> **WRITTEN REQUEST**: Check each line of the material below for "reference". Report how many have it, with no other words.

-- BEGIN GIVEN RECORDS --

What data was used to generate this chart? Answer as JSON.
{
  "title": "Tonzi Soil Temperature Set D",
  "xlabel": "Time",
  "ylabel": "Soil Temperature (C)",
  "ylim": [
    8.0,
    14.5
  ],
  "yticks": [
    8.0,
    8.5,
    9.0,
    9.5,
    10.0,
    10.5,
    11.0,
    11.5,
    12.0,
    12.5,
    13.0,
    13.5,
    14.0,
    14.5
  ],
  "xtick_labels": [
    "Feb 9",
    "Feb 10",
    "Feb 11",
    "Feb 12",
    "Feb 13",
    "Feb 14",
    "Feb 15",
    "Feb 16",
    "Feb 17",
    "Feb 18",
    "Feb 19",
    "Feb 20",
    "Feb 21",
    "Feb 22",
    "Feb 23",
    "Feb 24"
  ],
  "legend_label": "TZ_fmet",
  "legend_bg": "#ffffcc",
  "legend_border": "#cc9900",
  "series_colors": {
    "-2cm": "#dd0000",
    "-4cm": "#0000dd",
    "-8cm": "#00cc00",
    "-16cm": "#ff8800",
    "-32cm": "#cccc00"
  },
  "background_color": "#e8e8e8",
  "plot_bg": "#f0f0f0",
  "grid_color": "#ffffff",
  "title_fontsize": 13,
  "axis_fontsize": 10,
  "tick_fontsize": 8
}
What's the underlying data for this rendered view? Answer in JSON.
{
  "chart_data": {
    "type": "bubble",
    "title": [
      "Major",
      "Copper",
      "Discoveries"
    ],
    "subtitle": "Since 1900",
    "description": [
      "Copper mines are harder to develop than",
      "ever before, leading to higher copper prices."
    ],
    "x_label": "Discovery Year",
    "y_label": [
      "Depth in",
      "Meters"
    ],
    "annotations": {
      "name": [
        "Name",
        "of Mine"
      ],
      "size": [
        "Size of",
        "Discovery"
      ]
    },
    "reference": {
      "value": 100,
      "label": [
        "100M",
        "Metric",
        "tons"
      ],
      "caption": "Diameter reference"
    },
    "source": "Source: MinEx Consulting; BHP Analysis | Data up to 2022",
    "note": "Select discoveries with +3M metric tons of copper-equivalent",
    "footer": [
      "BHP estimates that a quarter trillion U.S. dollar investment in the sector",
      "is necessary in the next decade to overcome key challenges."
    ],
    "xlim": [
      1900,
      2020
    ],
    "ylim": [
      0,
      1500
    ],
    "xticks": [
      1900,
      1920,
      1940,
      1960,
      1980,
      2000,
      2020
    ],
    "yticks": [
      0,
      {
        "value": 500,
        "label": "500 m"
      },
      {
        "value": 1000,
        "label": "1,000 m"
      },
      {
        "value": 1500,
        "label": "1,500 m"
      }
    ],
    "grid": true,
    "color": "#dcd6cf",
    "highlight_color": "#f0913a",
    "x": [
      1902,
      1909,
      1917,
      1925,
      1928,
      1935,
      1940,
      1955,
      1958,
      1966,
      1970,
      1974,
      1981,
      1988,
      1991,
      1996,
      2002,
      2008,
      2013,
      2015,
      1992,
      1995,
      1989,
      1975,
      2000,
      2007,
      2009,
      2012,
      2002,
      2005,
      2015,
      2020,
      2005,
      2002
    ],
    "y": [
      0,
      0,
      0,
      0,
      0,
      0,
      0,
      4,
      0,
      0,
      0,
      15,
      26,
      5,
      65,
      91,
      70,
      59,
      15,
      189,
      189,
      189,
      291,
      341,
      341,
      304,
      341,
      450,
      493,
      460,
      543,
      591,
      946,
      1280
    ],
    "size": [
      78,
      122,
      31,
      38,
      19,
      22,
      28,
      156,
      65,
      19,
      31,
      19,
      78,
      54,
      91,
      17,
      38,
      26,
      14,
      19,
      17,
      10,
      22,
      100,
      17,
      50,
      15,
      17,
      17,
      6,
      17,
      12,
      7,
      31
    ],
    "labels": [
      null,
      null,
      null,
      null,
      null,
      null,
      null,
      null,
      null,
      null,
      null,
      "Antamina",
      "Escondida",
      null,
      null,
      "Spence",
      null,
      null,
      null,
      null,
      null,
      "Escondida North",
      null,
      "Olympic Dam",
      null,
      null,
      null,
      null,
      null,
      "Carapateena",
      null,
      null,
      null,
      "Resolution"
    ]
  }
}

-- END GIVEN RECORDS --

> **FULL SOLUTION**: 2